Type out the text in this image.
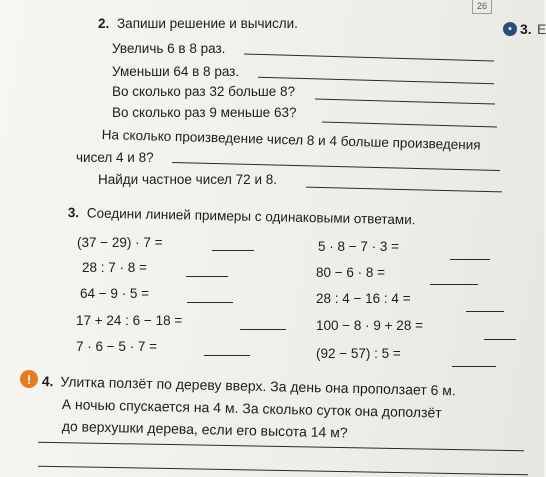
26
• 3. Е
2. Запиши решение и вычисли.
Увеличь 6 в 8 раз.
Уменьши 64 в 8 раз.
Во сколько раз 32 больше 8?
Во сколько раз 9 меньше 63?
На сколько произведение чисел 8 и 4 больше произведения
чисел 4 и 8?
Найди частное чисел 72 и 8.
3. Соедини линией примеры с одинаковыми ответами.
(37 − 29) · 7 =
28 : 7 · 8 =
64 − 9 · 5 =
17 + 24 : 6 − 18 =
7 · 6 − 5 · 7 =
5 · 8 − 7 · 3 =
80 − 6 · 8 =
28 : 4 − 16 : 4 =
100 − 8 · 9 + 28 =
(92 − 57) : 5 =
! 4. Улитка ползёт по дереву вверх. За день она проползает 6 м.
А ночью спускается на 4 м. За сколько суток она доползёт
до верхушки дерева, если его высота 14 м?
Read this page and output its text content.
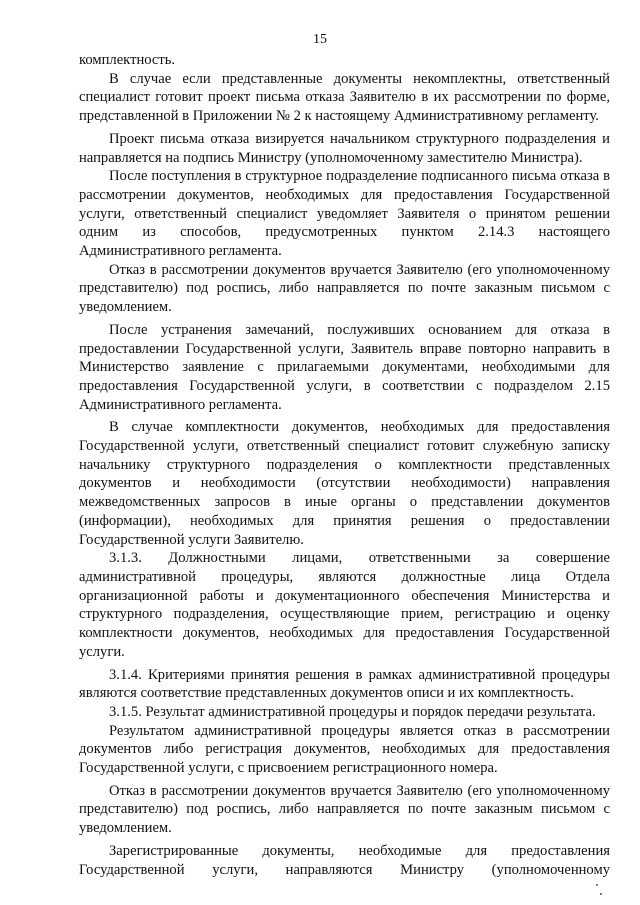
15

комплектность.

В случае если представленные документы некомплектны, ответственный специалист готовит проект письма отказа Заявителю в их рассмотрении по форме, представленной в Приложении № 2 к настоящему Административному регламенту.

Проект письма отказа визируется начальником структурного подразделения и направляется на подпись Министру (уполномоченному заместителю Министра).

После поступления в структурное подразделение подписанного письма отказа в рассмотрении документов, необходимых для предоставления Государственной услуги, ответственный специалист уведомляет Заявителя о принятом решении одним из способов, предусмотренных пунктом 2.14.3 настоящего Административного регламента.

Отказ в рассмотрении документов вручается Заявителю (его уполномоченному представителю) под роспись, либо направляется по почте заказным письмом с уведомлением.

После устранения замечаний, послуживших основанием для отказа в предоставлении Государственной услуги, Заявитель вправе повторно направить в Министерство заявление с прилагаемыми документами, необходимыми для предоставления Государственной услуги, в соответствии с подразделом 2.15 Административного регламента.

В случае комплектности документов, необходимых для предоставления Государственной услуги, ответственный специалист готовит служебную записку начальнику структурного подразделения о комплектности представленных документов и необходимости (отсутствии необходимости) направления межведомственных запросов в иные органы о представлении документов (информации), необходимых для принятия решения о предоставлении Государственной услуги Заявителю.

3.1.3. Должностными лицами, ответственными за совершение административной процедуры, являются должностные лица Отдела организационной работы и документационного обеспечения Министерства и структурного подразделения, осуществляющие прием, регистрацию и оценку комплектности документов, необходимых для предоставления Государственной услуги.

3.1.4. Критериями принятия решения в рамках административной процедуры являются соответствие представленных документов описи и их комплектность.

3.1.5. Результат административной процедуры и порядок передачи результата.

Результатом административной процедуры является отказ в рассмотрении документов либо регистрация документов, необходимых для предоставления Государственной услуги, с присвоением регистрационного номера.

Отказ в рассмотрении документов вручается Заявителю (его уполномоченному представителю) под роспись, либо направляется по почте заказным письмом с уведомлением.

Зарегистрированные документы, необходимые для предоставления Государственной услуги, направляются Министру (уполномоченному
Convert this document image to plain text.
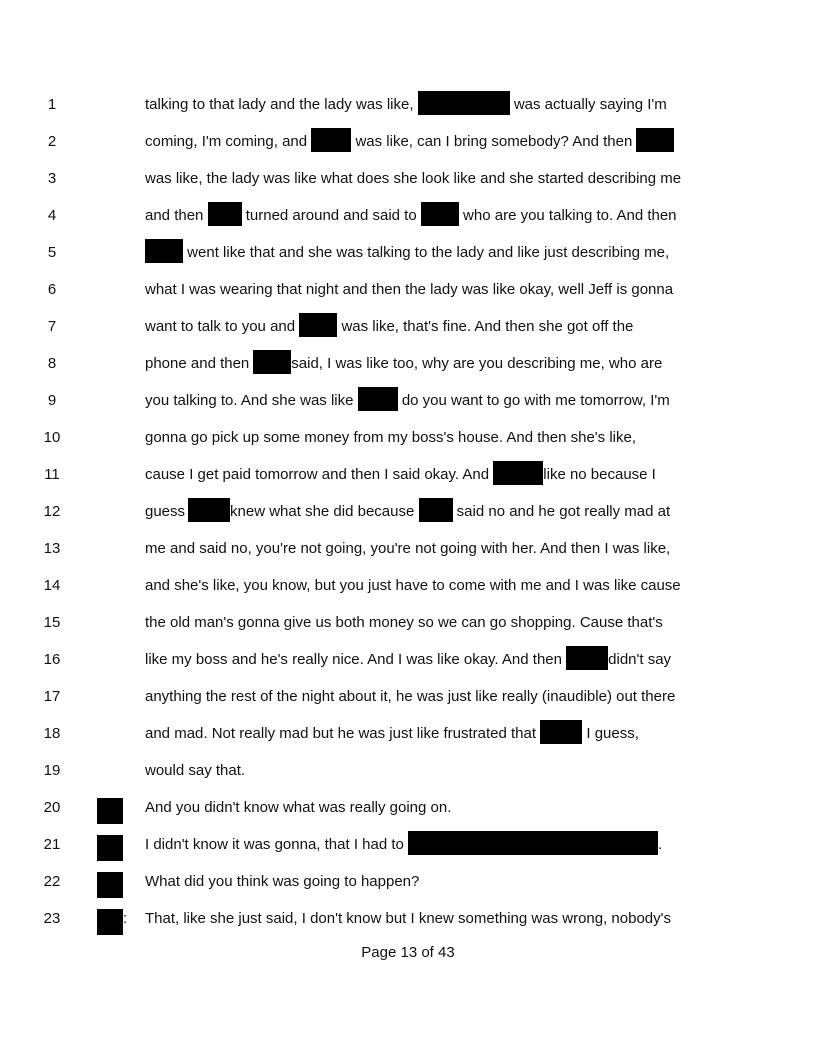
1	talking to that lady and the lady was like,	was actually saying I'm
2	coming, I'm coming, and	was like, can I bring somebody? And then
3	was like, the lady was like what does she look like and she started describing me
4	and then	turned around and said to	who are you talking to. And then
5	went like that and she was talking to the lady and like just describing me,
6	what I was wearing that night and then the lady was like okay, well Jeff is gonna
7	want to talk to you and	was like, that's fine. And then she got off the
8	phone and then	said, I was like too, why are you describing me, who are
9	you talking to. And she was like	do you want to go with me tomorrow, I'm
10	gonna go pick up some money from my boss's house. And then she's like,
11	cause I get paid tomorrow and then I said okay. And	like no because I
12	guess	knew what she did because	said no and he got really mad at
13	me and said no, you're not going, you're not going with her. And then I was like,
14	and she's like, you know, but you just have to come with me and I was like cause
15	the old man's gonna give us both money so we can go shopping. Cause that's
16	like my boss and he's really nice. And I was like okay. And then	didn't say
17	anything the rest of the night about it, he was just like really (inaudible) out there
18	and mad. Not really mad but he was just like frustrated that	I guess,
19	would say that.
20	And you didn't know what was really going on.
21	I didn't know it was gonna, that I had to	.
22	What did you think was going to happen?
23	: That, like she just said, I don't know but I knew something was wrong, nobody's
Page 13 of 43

_Task objective:_
Write the entries above out again exactly, but not the pictures.

_Result of this exercise:_
Type out the text in this image.
26
• 3. Е
2. Запиши решение и вычисли.
Увеличь 6 в 8 раз.
Уменьши 64 в 8 раз.
Во сколько раз 32 больше 8?
Во сколько раз 9 меньше 63?
На сколько произведение чисел 8 и 4 больше произведения
чисел 4 и 8?
Найди частное чисел 72 и 8.
3. Соедини линией примеры с одинаковыми ответами.
(37 − 29) · 7 =
28 : 7 · 8 =
64 − 9 · 5 =
17 + 24 : 6 − 18 =
7 · 6 − 5 · 7 =
5 · 8 − 7 · 3 =
80 − 6 · 8 =
28 : 4 − 16 : 4 =
100 − 8 · 9 + 28 =
(92 − 57) : 5 =
! 4. Улитка ползёт по дереву вверх. За день она проползает 6 м.
А ночью спускается на 4 м. За сколько суток она доползёт
до верхушки дерева, если его высота 14 м?
Read this page and output its text content.
15

комплектность.

В случае если представленные документы некомплектны, ответственный специалист готовит проект письма отказа Заявителю в их рассмотрении по форме, представленной в Приложении № 2 к настоящему Административному регламенту.

Проект письма отказа визируется начальником структурного подразделения и направляется на подпись Министру (уполномоченному заместителю Министра).

После поступления в структурное подразделение подписанного письма отказа в рассмотрении документов, необходимых для предоставления Государственной услуги, ответственный специалист уведомляет Заявителя о принятом решении одним из способов, предусмотренных пунктом 2.14.3 настоящего Административного регламента.

Отказ в рассмотрении документов вручается Заявителю (его уполномоченному представителю) под роспись, либо направляется по почте заказным письмом с уведомлением.

После устранения замечаний, послуживших основанием для отказа в предоставлении Государственной услуги, Заявитель вправе повторно направить в Министерство заявление с прилагаемыми документами, необходимыми для предоставления Государственной услуги, в соответствии с подразделом 2.15 Административного регламента.

В случае комплектности документов, необходимых для предоставления Государственной услуги, ответственный специалист готовит служебную записку начальнику структурного подразделения о комплектности представленных документов и необходимости (отсутствии необходимости) направления межведомственных запросов в иные органы о представлении документов (информации), необходимых для принятия решения о предоставлении Государственной услуги Заявителю.

3.1.3. Должностными лицами, ответственными за совершение административной процедуры, являются должностные лица Отдела организационной работы и документационного обеспечения Министерства и структурного подразделения, осуществляющие прием, регистрацию и оценку комплектности документов, необходимых для предоставления Государственной услуги.

3.1.4. Критериями принятия решения в рамках административной процедуры являются соответствие представленных документов описи и их комплектность.

3.1.5. Результат административной процедуры и порядок передачи результата.

Результатом административной процедуры является отказ в рассмотрении документов либо регистрация документов, необходимых для предоставления Государственной услуги, с присвоением регистрационного номера.

Отказ в рассмотрении документов вручается Заявителю (его уполномоченному представителю) под роспись, либо направляется по почте заказным письмом с уведомлением.

Зарегистрированные документы, необходимые для предоставления Государственной услуги, направляются Министру (уполномоченному
Convert this document image to plain text.
1	talking to that lady and the lady was like,	was actually saying I'm
2	coming, I'm coming, and	was like, can I bring somebody? And then
3	was like, the lady was like what does she look like and she started describing me
4	and then	turned around and said to	who are you talking to. And then
5	went like that and she was talking to the lady and like just describing me,
6	what I was wearing that night and then the lady was like okay, well Jeff is gonna
7	want to talk to you and	was like, that's fine. And then she got off the
8	phone and then	said, I was like too, why are you describing me, who are
9	you talking to. And she was like	do you want to go with me tomorrow, I'm
10	gonna go pick up some money from my boss's house. And then she's like,
11	cause I get paid tomorrow and then I said okay. And	like no because I
12	guess	knew what she did because	said no and he got really mad at
13	me and said no, you're not going, you're not going with her. And then I was like,
14	and she's like, you know, but you just have to come with me and I was like cause
15	the old man's gonna give us both money so we can go shopping. Cause that's
16	like my boss and he's really nice. And I was like okay. And then	didn't say
17	anything the rest of the night about it, he was just like really (inaudible) out there
18	and mad. Not really mad but he was just like frustrated that	I guess,
19	would say that.
20	And you didn't know what was really going on.
21	I didn't know it was gonna, that I had to	.
22	What did you think was going to happen?
23	: That, like she just said, I don't know but I knew something was wrong, nobody's
Page 13 of 43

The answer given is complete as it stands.